> _Written instruction_
Copy out all lines that carry the word "could".

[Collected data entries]
++++++++
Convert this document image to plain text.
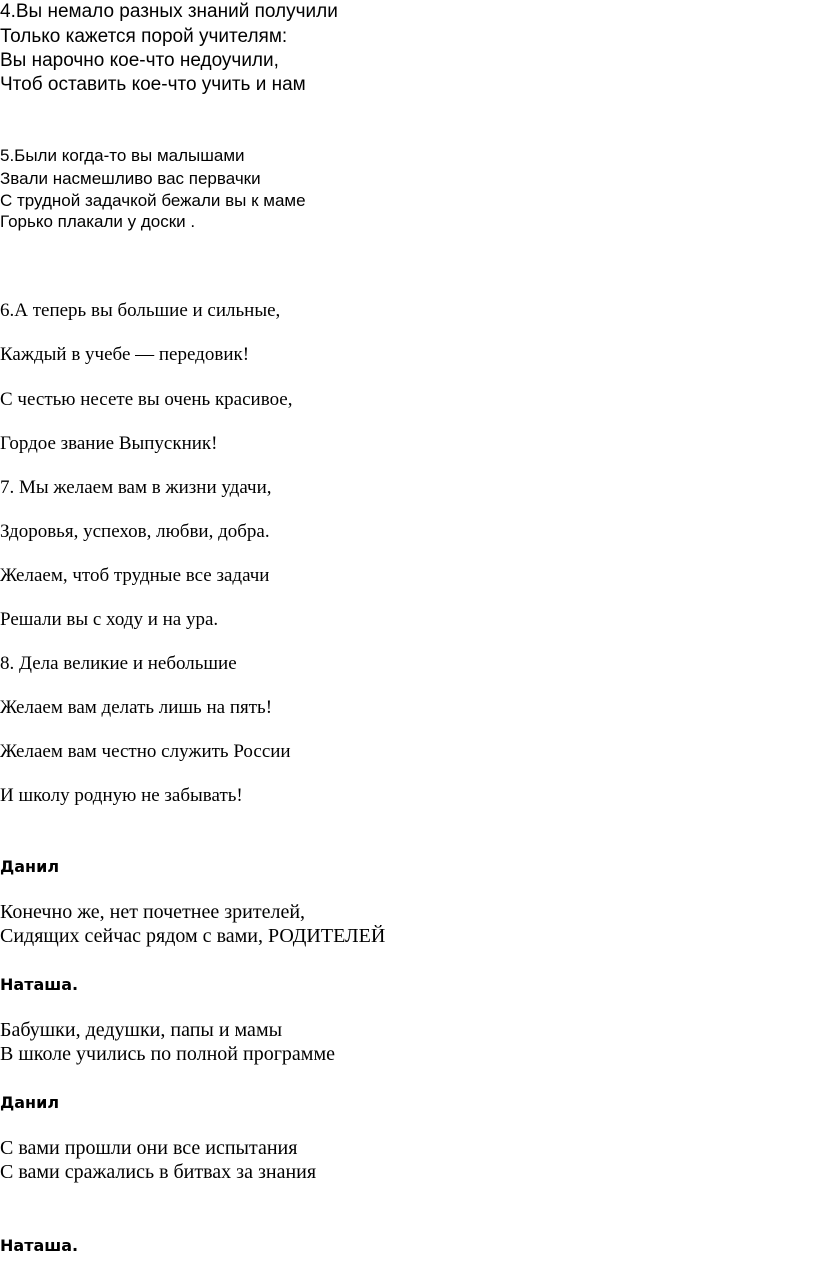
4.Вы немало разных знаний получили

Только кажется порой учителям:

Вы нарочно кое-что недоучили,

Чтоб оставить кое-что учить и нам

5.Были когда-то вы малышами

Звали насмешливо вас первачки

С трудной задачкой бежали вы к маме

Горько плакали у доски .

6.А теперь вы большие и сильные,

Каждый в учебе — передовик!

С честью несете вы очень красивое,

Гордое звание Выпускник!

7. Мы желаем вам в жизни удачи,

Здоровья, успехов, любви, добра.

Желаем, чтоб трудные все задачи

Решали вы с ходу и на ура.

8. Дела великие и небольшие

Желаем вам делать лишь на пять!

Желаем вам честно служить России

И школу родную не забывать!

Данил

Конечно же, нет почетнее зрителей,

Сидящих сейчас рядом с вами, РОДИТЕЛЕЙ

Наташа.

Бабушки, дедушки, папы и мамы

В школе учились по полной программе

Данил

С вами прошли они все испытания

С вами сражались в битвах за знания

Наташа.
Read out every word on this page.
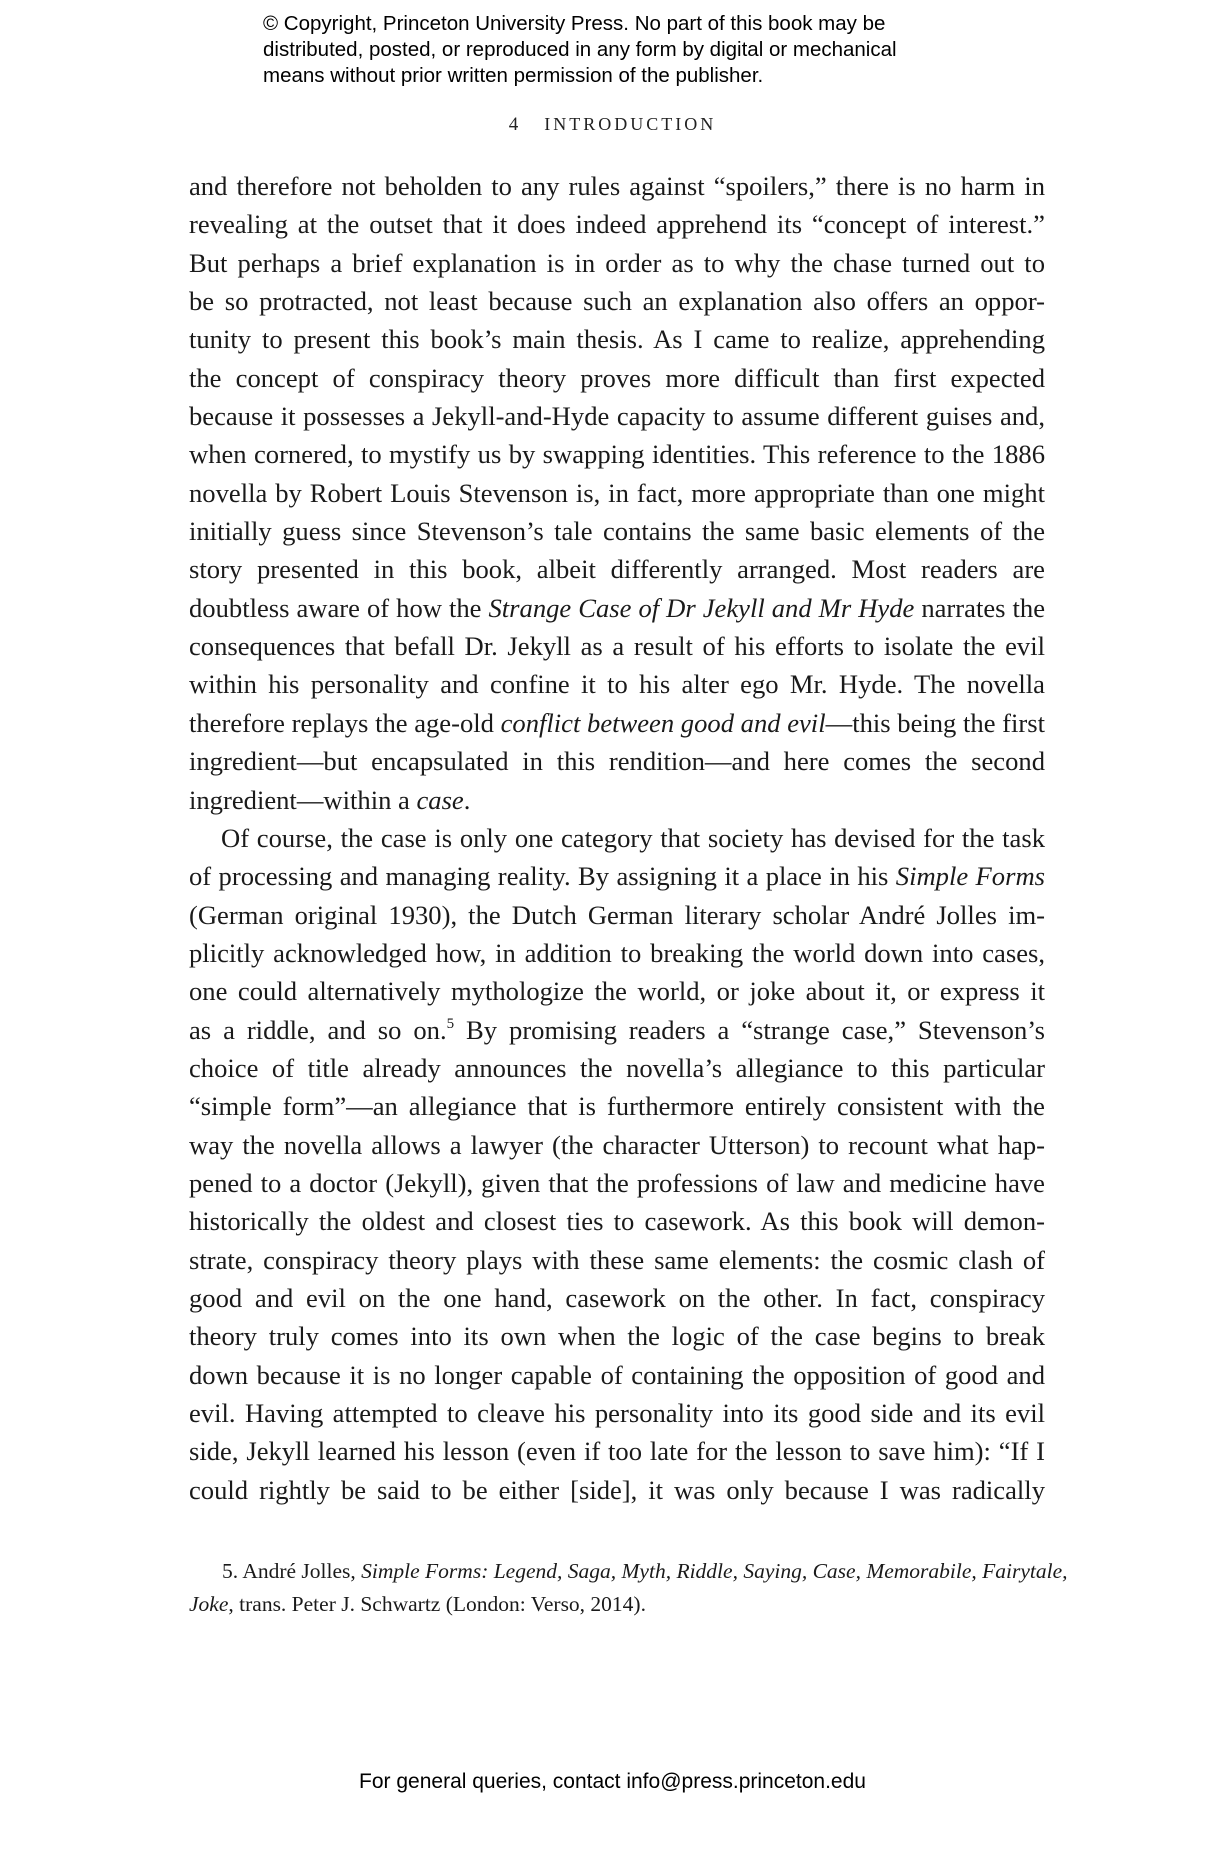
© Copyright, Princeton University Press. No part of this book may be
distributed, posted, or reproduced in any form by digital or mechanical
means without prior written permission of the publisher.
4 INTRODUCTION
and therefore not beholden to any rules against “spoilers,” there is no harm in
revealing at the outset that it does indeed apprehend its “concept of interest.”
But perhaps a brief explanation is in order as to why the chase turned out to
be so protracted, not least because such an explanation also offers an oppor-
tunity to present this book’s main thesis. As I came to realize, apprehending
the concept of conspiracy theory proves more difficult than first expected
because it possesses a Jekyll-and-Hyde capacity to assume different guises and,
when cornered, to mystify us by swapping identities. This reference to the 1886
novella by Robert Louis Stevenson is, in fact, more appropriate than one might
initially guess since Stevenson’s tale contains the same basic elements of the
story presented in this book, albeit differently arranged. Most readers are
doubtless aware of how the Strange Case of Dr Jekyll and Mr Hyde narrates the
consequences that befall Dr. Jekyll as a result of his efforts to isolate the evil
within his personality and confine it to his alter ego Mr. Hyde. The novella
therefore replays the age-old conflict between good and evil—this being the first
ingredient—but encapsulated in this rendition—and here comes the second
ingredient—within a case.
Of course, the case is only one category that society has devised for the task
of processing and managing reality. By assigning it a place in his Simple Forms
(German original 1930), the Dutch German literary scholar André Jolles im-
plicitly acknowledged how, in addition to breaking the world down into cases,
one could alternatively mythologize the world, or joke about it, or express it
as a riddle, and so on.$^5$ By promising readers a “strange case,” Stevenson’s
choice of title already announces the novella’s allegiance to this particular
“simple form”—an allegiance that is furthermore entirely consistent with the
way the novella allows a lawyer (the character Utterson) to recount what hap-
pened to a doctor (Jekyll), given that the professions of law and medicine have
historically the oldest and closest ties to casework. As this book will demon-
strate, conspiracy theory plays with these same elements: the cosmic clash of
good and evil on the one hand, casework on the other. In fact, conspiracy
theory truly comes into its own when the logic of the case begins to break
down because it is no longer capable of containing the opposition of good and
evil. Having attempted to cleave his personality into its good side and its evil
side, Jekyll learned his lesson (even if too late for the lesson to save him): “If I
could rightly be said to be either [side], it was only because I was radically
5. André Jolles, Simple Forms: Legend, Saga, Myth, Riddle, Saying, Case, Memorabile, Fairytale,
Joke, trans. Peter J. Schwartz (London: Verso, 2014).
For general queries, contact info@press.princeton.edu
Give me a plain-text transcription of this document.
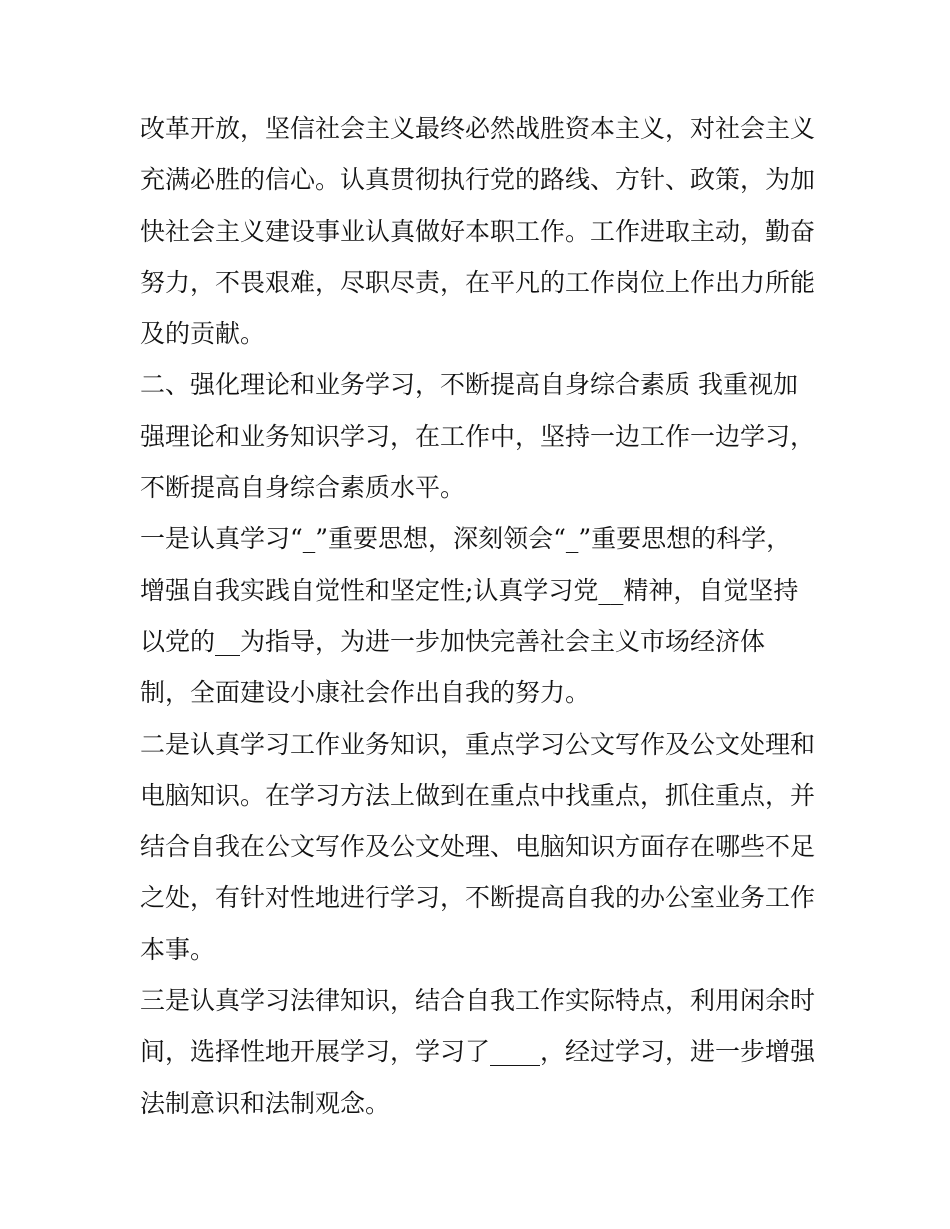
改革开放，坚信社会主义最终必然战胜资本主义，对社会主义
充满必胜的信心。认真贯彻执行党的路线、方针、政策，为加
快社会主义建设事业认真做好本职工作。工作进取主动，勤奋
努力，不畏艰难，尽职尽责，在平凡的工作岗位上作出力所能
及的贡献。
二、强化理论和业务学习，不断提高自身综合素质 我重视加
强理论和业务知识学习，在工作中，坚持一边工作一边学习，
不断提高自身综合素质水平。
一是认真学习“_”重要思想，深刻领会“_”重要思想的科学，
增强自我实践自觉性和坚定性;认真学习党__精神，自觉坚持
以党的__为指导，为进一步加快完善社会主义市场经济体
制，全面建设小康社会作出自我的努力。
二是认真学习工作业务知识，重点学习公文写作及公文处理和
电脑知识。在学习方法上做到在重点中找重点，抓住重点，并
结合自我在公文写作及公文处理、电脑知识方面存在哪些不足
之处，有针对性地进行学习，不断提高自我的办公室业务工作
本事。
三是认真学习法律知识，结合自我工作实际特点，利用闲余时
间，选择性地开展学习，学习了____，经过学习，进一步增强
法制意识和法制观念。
++++++++
> _Result for this task_
one could alternatively mythologize the world, or joke about it, or express it
could rightly be said to be either [side], it was only because I was radically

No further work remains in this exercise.